== What you will do ==
Using the entries below, output exactly the line containing "Type out the text in this image." and all lines that follow it to the end.

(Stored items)
######

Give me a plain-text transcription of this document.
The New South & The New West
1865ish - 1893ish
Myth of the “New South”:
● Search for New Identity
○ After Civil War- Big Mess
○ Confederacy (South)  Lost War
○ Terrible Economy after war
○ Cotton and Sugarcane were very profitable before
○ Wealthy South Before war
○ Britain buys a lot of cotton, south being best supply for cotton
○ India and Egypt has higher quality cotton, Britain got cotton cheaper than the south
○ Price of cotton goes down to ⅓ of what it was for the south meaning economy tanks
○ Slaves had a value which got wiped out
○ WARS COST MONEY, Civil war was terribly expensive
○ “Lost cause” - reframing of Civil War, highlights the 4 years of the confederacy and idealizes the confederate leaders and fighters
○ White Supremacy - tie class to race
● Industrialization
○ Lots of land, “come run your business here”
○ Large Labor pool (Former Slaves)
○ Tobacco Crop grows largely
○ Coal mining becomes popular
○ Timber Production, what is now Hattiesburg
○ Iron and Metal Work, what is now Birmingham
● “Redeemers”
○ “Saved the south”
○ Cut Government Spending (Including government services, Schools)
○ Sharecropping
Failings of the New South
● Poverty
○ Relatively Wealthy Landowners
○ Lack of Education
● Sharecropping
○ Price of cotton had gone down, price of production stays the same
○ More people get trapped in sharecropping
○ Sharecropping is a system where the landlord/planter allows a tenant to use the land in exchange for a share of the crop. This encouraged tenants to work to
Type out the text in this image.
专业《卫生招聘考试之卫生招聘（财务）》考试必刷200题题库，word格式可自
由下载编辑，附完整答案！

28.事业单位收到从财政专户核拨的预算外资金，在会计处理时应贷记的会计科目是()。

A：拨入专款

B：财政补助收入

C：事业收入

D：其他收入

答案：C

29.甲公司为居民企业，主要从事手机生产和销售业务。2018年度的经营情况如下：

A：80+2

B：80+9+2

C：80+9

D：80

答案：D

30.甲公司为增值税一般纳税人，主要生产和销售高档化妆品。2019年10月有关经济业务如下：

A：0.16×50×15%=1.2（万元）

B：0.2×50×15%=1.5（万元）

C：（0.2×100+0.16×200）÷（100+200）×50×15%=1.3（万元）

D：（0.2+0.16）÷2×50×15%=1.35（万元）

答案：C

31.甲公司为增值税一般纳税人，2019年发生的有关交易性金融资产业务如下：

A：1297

######

== Response below ==
Type out the text in this image.
专业《卫生招聘考试之卫生招聘（财务）》考试必刷200题题库，word格式可自
由下载编辑，附完整答案！

28.事业单位收到从财政专户核拨的预算外资金，在会计处理时应贷记的会计科目是()。

A：拨入专款

B：财政补助收入

C：事业收入

D：其他收入

答案：C

29.甲公司为居民企业，主要从事手机生产和销售业务。2018年度的经营情况如下：

A：80+2

B：80+9+2

C：80+9

D：80

答案：D

30.甲公司为增值税一般纳税人，主要生产和销售高档化妆品。2019年10月有关经济业务如下：

A：0.16×50×15%=1.2（万元）

B：0.2×50×15%=1.5（万元）

C：（0.2×100+0.16×200）÷（100+200）×50×15%=1.3（万元）

D：（0.2+0.16）÷2×50×15%=1.35（万元）

答案：C

31.甲公司为增值税一般纳税人，2019年发生的有关交易性金融资产业务如下：

A：1297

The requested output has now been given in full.